**Input material**
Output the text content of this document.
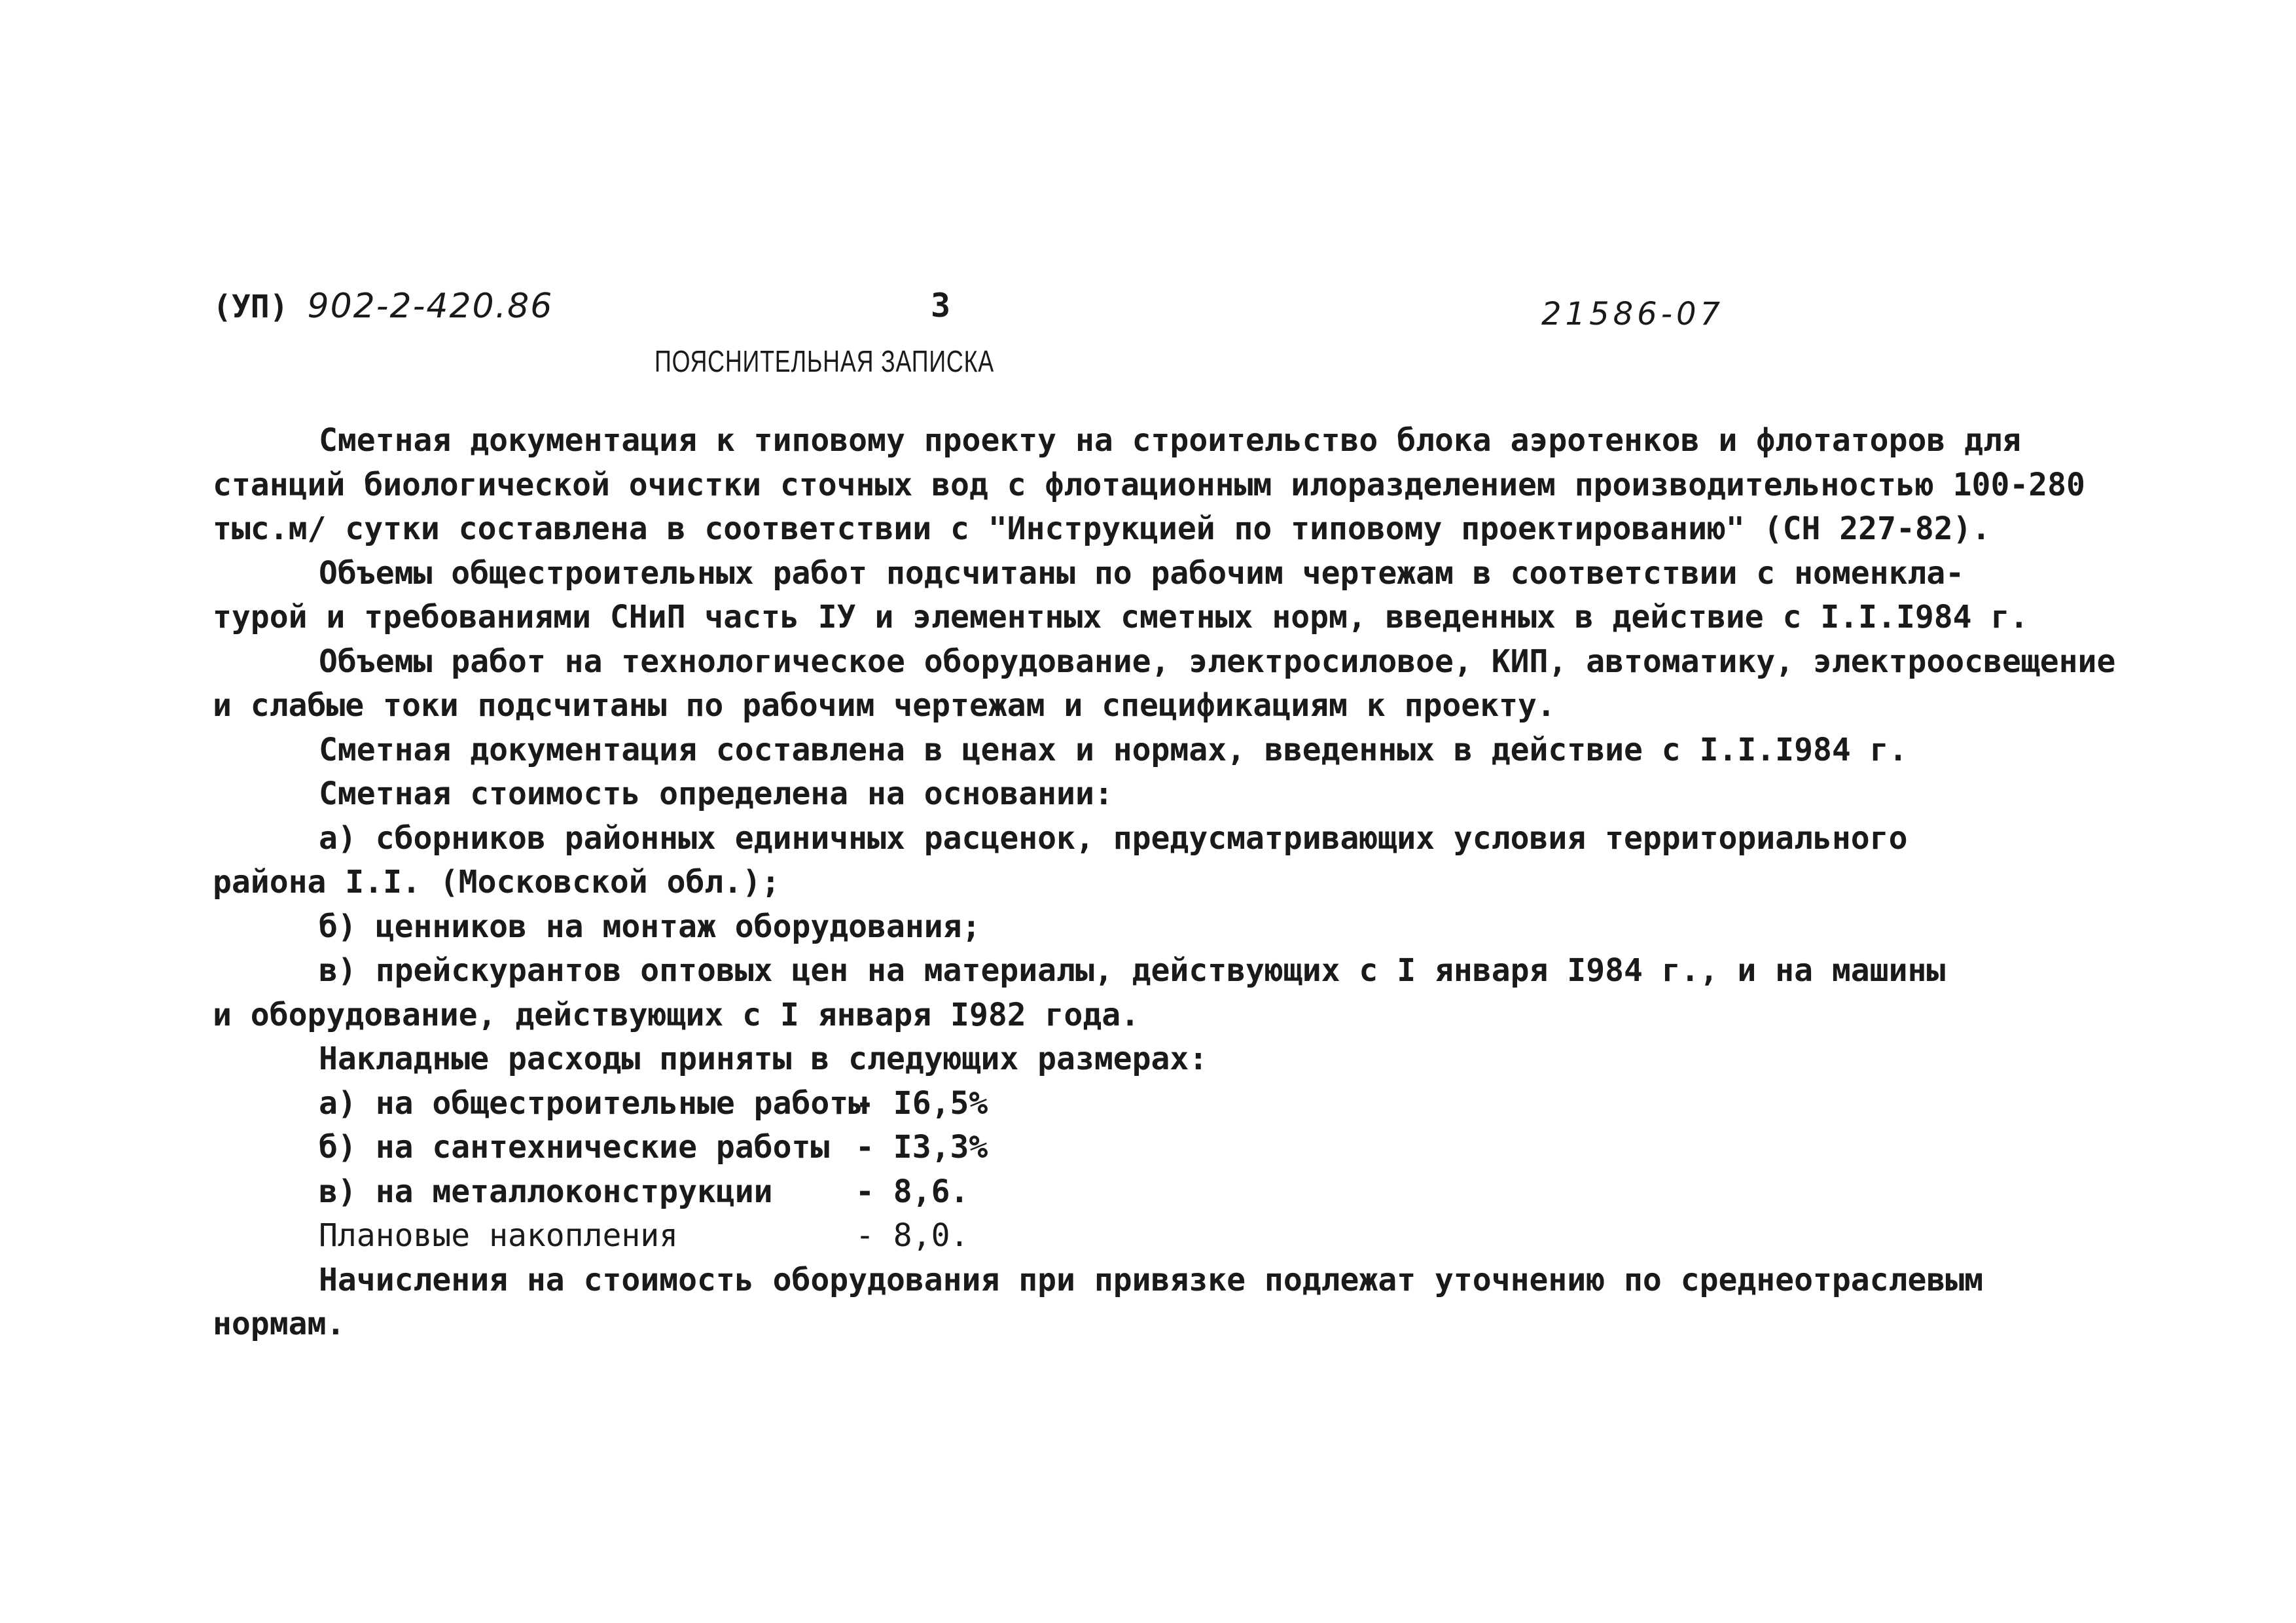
(УП) 902-2-420.86	3	21586-07
ПОЯСНИТЕЛЬНАЯ ЗАПИСКА
Сметная документация к типовому проекту на строительство блока аэротенков и флотаторов для
станций биологической очистки сточных вод с флотационным илоразделением производительностью 100-280
тыс.м/ сутки составлена в соответствии с "Инструкцией по типовому проектированию" (СН 227-82).
Объемы общестроительных работ подсчитаны по рабочим чертежам в соответствии с номенкла-
турой и требованиями СНиП часть IУ и элементных сметных норм, введенных в действие с I.I.I984 г.
Объемы работ на технологическое оборудование, электросиловое, КИП, автоматику, электроосвещение
и слабые токи подсчитаны по рабочим чертежам и спецификациям к проекту.
Сметная документация составлена в ценах и нормах, введенных в действие с I.I.I984 г.
Сметная стоимость определена на основании:
а) сборников районных единичных расценок, предусматривающих условия территориального
района I.I. (Московской обл.);
б) ценников на монтаж оборудования;
в) прейскурантов оптовых цен на материалы, действующих с I января I984 г., и на машины
и оборудование, действующих с I января I982 года.
Накладные расходы приняты в следующих размерах:
а) на общестроительные работы- I6,5%
б) на сантехнические работы - I3,3%
в) на металлоконструкции	- 8,6.
Плановые накопления	- 8,0.
Начисления на стоимость оборудования при привязке подлежат уточнению по среднеотраслевым
нормам.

**Prompt**
Collect the lines that hold "оборудование".

**Reply**
Объемы работ на технологическое оборудование, электросиловое, КИП, автоматику, электроосвещение
и оборудование, действующих с I января I982 года.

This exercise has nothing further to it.